» **Task statement**
Retype the full set of records. Keep every character identical.

» **Stored records**
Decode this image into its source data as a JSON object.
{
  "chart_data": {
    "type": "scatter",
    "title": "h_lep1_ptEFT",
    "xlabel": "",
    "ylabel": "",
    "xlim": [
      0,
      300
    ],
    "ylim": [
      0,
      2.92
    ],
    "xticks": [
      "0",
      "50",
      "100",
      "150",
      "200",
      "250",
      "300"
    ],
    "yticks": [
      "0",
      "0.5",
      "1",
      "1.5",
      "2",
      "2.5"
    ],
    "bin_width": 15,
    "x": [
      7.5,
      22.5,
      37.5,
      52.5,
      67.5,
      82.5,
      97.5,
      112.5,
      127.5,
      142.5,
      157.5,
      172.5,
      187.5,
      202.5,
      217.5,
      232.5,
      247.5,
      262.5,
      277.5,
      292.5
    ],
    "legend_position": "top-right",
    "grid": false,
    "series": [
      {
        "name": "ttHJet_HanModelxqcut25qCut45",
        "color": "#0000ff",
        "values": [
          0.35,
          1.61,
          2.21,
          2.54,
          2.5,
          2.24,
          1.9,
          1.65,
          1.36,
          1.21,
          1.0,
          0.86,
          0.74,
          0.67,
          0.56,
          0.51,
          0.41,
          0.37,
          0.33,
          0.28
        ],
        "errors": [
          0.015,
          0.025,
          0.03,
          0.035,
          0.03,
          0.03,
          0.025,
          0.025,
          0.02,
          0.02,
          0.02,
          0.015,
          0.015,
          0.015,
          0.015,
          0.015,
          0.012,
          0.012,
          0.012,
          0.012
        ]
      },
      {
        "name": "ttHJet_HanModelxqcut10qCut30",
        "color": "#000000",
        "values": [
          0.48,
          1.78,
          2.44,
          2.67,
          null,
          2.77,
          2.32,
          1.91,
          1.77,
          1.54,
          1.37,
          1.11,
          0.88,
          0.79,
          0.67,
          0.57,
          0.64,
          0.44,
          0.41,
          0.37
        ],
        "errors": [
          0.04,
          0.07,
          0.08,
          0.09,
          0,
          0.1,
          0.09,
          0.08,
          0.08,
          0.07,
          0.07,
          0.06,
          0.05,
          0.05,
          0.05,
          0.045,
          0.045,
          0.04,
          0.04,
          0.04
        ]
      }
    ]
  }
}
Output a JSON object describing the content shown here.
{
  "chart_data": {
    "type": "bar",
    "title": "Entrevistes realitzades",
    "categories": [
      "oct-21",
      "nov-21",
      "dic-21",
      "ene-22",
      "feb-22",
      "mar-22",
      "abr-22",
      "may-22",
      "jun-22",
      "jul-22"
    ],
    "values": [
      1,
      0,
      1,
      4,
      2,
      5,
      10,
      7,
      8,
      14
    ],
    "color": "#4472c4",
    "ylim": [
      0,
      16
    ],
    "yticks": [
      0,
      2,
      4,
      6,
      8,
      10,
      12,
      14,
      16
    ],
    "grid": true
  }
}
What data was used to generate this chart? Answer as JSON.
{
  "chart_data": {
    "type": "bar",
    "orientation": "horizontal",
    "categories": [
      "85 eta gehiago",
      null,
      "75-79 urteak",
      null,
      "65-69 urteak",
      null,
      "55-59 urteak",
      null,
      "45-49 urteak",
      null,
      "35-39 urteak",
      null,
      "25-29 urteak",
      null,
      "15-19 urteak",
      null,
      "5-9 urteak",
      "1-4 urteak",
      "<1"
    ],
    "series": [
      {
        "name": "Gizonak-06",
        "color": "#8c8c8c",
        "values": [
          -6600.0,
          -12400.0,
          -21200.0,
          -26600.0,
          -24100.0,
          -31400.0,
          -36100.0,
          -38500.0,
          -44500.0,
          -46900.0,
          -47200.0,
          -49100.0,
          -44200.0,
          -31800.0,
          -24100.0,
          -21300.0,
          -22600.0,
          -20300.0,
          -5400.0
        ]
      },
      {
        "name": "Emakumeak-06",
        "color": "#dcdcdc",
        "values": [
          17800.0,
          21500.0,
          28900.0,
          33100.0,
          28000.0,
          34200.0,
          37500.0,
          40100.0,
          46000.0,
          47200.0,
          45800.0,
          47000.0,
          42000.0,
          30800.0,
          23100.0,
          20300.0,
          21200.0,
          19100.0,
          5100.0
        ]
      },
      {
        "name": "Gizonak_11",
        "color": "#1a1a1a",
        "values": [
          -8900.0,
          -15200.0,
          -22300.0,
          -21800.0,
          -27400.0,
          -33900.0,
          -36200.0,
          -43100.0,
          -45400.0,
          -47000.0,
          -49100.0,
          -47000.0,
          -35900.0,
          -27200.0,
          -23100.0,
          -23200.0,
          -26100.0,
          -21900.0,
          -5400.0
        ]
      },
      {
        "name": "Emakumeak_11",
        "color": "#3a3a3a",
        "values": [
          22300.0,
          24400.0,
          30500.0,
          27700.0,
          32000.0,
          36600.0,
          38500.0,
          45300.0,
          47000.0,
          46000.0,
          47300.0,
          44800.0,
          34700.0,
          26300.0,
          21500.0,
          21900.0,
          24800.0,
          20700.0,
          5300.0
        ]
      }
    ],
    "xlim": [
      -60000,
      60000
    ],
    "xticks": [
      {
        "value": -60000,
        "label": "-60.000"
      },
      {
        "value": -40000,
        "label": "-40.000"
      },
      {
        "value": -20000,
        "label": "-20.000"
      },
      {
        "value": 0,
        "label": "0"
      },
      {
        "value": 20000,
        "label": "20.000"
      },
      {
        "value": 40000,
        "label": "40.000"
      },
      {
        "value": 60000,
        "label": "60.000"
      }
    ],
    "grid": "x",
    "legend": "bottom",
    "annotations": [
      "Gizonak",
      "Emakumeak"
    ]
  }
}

» **Answer**
Decode this image into its source data as a JSON object.
{
  "chart_data": {
    "type": "scatter",
    "title": "h_lep1_ptEFT",
    "xlabel": "",
    "ylabel": "",
    "xlim": [
      0,
      300
    ],
    "ylim": [
      0,
      2.92
    ],
    "xticks": [
      "0",
      "50",
      "100",
      "150",
      "200",
      "250",
      "300"
    ],
    "yticks": [
      "0",
      "0.5",
      "1",
      "1.5",
      "2",
      "2.5"
    ],
    "bin_width": 15,
    "x": [
      7.5,
      22.5,
      37.5,
      52.5,
      67.5,
      82.5,
      97.5,
      112.5,
      127.5,
      142.5,
      157.5,
      172.5,
      187.5,
      202.5,
      217.5,
      232.5,
      247.5,
      262.5,
      277.5,
      292.5
    ],
    "legend_position": "top-right",
    "grid": false,
    "series": [
      {
        "name": "ttHJet_HanModelxqcut25qCut45",
        "color": "#0000ff",
        "values": [
          0.35,
          1.61,
          2.21,
          2.54,
          2.5,
          2.24,
          1.9,
          1.65,
          1.36,
          1.21,
          1.0,
          0.86,
          0.74,
          0.67,
          0.56,
          0.51,
          0.41,
          0.37,
          0.33,
          0.28
        ],
        "errors": [
          0.015,
          0.025,
          0.03,
          0.035,
          0.03,
          0.03,
          0.025,
          0.025,
          0.02,
          0.02,
          0.02,
          0.015,
          0.015,
          0.015,
          0.015,
          0.015,
          0.012,
          0.012,
          0.012,
          0.012
        ]
      },
      {
        "name": "ttHJet_HanModelxqcut10qCut30",
        "color": "#000000",
        "values": [
          0.48,
          1.78,
          2.44,
          2.67,
          null,
          2.77,
          2.32,
          1.91,
          1.77,
          1.54,
          1.37,
          1.11,
          0.88,
          0.79,
          0.67,
          0.57,
          0.64,
          0.44,
          0.41,
          0.37
        ],
        "errors": [
          0.04,
          0.07,
          0.08,
          0.09,
          0,
          0.1,
          0.09,
          0.08,
          0.08,
          0.07,
          0.07,
          0.06,
          0.05,
          0.05,
          0.05,
          0.045,
          0.045,
          0.04,
          0.04,
          0.04
        ]
      }
    ]
  }
}
Output a JSON object describing the content shown here.
{
  "chart_data": {
    "type": "bar",
    "title": "Entrevistes realitzades",
    "categories": [
      "oct-21",
      "nov-21",
      "dic-21",
      "ene-22",
      "feb-22",
      "mar-22",
      "abr-22",
      "may-22",
      "jun-22",
      "jul-22"
    ],
    "values": [
      1,
      0,
      1,
      4,
      2,
      5,
      10,
      7,
      8,
      14
    ],
    "color": "#4472c4",
    "ylim": [
      0,
      16
    ],
    "yticks": [
      0,
      2,
      4,
      6,
      8,
      10,
      12,
      14,
      16
    ],
    "grid": true
  }
}
What data was used to generate this chart? Answer as JSON.
{
  "chart_data": {
    "type": "bar",
    "orientation": "horizontal",
    "categories": [
      "85 eta gehiago",
      null,
      "75-79 urteak",
      null,
      "65-69 urteak",
      null,
      "55-59 urteak",
      null,
      "45-49 urteak",
      null,
      "35-39 urteak",
      null,
      "25-29 urteak",
      null,
      "15-19 urteak",
      null,
      "5-9 urteak",
      "1-4 urteak",
      "<1"
    ],
    "series": [
      {
        "name": "Gizonak-06",
        "color": "#8c8c8c",
        "values": [
          -6600.0,
          -12400.0,
          -21200.0,
          -26600.0,
          -24100.0,
          -31400.0,
          -36100.0,
          -38500.0,
          -44500.0,
          -46900.0,
          -47200.0,
          -49100.0,
          -44200.0,
          -31800.0,
          -24100.0,
          -21300.0,
          -22600.0,
          -20300.0,
          -5400.0
        ]
      },
      {
        "name": "Emakumeak-06",
        "color": "#dcdcdc",
        "values": [
          17800.0,
          21500.0,
          28900.0,
          33100.0,
          28000.0,
          34200.0,
          37500.0,
          40100.0,
          46000.0,
          47200.0,
          45800.0,
          47000.0,
          42000.0,
          30800.0,
          23100.0,
          20300.0,
          21200.0,
          19100.0,
          5100.0
        ]
      },
      {
        "name": "Gizonak_11",
        "color": "#1a1a1a",
        "values": [
          -8900.0,
          -15200.0,
          -22300.0,
          -21800.0,
          -27400.0,
          -33900.0,
          -36200.0,
          -43100.0,
          -45400.0,
          -47000.0,
          -49100.0,
          -47000.0,
          -35900.0,
          -27200.0,
          -23100.0,
          -23200.0,
          -26100.0,
          -21900.0,
          -5400.0
        ]
      },
      {
        "name": "Emakumeak_11",
        "color": "#3a3a3a",
        "values": [
          22300.0,
          24400.0,
          30500.0,
          27700.0,
          32000.0,
          36600.0,
          38500.0,
          45300.0,
          47000.0,
          46000.0,
          47300.0,
          44800.0,
          34700.0,
          26300.0,
          21500.0,
          21900.0,
          24800.0,
          20700.0,
          5300.0
        ]
      }
    ],
    "xlim": [
      -60000,
      60000
    ],
    "xticks": [
      {
        "value": -60000,
        "label": "-60.000"
      },
      {
        "value": -40000,
        "label": "-40.000"
      },
      {
        "value": -20000,
        "label": "-20.000"
      },
      {
        "value": 0,
        "label": "0"
      },
      {
        "value": 20000,
        "label": "20.000"
      },
      {
        "value": 40000,
        "label": "40.000"
      },
      {
        "value": 60000,
        "label": "60.000"
      }
    ],
    "grid": "x",
    "legend": "bottom",
    "annotations": [
      "Gizonak",
      "Emakumeak"
    ]
  }
}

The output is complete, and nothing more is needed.